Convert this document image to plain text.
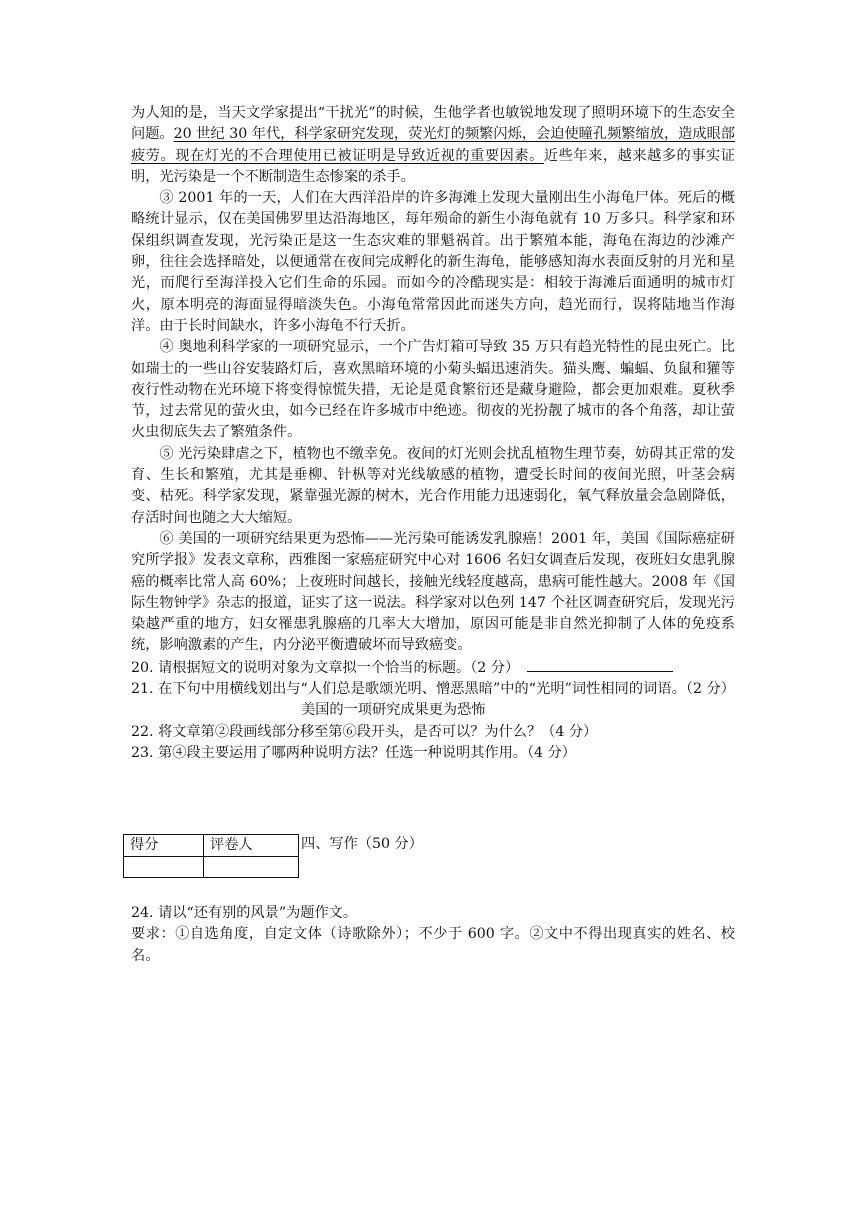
为人知的是，当天文学家提出“干扰光”的时候，生他学者也敏锐地发现了照明环境下的生态安全问题。20 世纪 30 年代，科学家研究发现，荧光灯的频繁闪烁，会迫使瞳孔频繁缩放，造成眼部疲劳。现在灯光的不合理使用已被证明是导致近视的重要因素。近些年来，越来越多的事实证明，光污染是一个不断制造生态惨案的杀手。

③ 2001 年的一天，人们在大西洋沿岸的许多海滩上发现大量刚出生小海龟尸体。死后的概略统计显示，仅在美国佛罗里达沿海地区，每年殒命的新生小海龟就有 10 万多只。科学家和环保组织调查发现，光污染正是这一生态灾难的罪魁祸首。出于繁殖本能，海龟在海边的沙滩产卵，往往会选择暗处，以便通常在夜间完成孵化的新生海龟，能够感知海水表面反射的月光和星光，而爬行至海洋投入它们生命的乐园。而如今的冷酷现实是：相较于海滩后面通明的城市灯火，原本明亮的海面显得暗淡失色。小海龟常常因此而迷失方向，趋光而行，误将陆地当作海洋。由于长时间缺水，许多小海龟不行夭折。

④ 奥地利科学家的一项研究显示，一个广告灯箱可导致 35 万只有趋光特性的昆虫死亡。比如瑞士的一些山谷安装路灯后，喜欢黑暗环境的小菊头蝠迅速消失。猫头鹰、蝙蝠、负鼠和獾等夜行性动物在光环境下将变得惊慌失措，无论是觅食繁衍还是藏身避险，都会更加艰难。夏秋季节，过去常见的萤火虫，如今已经在许多城市中绝迹。彻夜的光扮靓了城市的各个角落，却让萤火虫彻底失去了繁殖条件。

⑤ 光污染肆虐之下，植物也不缴幸免。夜间的灯光则会扰乱植物生理节奏，妨碍其正常的发育、生长和繁殖，尤其是垂柳、针枞等对光线敏感的植物，遭受长时间的夜间光照，叶茎会病变、枯死。科学家发现，紧靠强光源的树木，光合作用能力迅速弱化，氧气释放量会急剧降低，存活时间也随之大大缩短。

⑥ 美国的一项研究结果更为恐怖——光污染可能诱发乳腺癌！2001 年，美国《国际癌症研究所学报》发表文章称，西雅图一家癌症研究中心对 1606 名妇女调查后发现，夜班妇女患乳腺癌的概率比常人高 60%；上夜班时间越长，接触光线轻度越高，患病可能性越大。2008 年《国际生物钟学》杂志的报道，证实了这一说法。科学家对以色列 147 个社区调查研究后，发现光污染越严重的地方，妇女罹患乳腺癌的几率大大增加，原因可能是非自然光抑制了人体的免疫系统，影响激素的产生，内分泌平衡遭破坏而导致癌变。

20. 请根据短文的说明对象为文章拟一个恰当的标题。（2 分）

21. 在下句中用横线划出与“人们总是歌颂光明、憎恶黑暗”中的“光明”词性相同的词语。（2 分）美国的一项研究成果更为恐怖

22. 将文章第②段画线部分移至第⑥段开头，是否可以？为什么？（4 分）

23. 第④段主要运用了哪两种说明方法？任选一种说明其作用。（4 分）

得分	评卷人
		四、写作（50 分）

24. 请以“还有别的风景”为题作文。

要求：①自选角度，自定文体（诗歌除外）；不少于 600 字。②文中不得出现真实的姓名、校名。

→ **Exercise brief**: Repeat each entry exactly as given; no pictures belong in the copy.

→ **Complete response**:
Convert this document image to plain text.
为人知的是，当天文学家提出“干扰光”的时候，生他学者也敏锐地发现了照明环境下的生态安全问题。20 世纪 30 年代，科学家研究发现，荧光灯的频繁闪烁，会迫使瞳孔频繁缩放，造成眼部疲劳。现在灯光的不合理使用已被证明是导致近视的重要因素。近些年来，越来越多的事实证明，光污染是一个不断制造生态惨案的杀手。

③ 2001 年的一天，人们在大西洋沿岸的许多海滩上发现大量刚出生小海龟尸体。死后的概略统计显示，仅在美国佛罗里达沿海地区，每年殒命的新生小海龟就有 10 万多只。科学家和环保组织调查发现，光污染正是这一生态灾难的罪魁祸首。出于繁殖本能，海龟在海边的沙滩产卵，往往会选择暗处，以便通常在夜间完成孵化的新生海龟，能够感知海水表面反射的月光和星光，而爬行至海洋投入它们生命的乐园。而如今的冷酷现实是：相较于海滩后面通明的城市灯火，原本明亮的海面显得暗淡失色。小海龟常常因此而迷失方向，趋光而行，误将陆地当作海洋。由于长时间缺水，许多小海龟不行夭折。

④ 奥地利科学家的一项研究显示，一个广告灯箱可导致 35 万只有趋光特性的昆虫死亡。比如瑞士的一些山谷安装路灯后，喜欢黑暗环境的小菊头蝠迅速消失。猫头鹰、蝙蝠、负鼠和獾等夜行性动物在光环境下将变得惊慌失措，无论是觅食繁衍还是藏身避险，都会更加艰难。夏秋季节，过去常见的萤火虫，如今已经在许多城市中绝迹。彻夜的光扮靓了城市的各个角落，却让萤火虫彻底失去了繁殖条件。

⑤ 光污染肆虐之下，植物也不缴幸免。夜间的灯光则会扰乱植物生理节奏，妨碍其正常的发育、生长和繁殖，尤其是垂柳、针枞等对光线敏感的植物，遭受长时间的夜间光照，叶茎会病变、枯死。科学家发现，紧靠强光源的树木，光合作用能力迅速弱化，氧气释放量会急剧降低，存活时间也随之大大缩短。

⑥ 美国的一项研究结果更为恐怖——光污染可能诱发乳腺癌！2001 年，美国《国际癌症研究所学报》发表文章称，西雅图一家癌症研究中心对 1606 名妇女调查后发现，夜班妇女患乳腺癌的概率比常人高 60%；上夜班时间越长，接触光线轻度越高，患病可能性越大。2008 年《国际生物钟学》杂志的报道，证实了这一说法。科学家对以色列 147 个社区调查研究后，发现光污染越严重的地方，妇女罹患乳腺癌的几率大大增加，原因可能是非自然光抑制了人体的免疫系统，影响激素的产生，内分泌平衡遭破坏而导致癌变。

20. 请根据短文的说明对象为文章拟一个恰当的标题。（2 分）

21. 在下句中用横线划出与“人们总是歌颂光明、憎恶黑暗”中的“光明”词性相同的词语。（2 分）美国的一项研究成果更为恐怖

22. 将文章第②段画线部分移至第⑥段开头，是否可以？为什么？（4 分）

23. 第④段主要运用了哪两种说明方法？任选一种说明其作用。（4 分）

得分	评卷人
		四、写作（50 分）

24. 请以“还有别的风景”为题作文。

要求：①自选角度，自定文体（诗歌除外）；不少于 600 字。②文中不得出现真实的姓名、校名。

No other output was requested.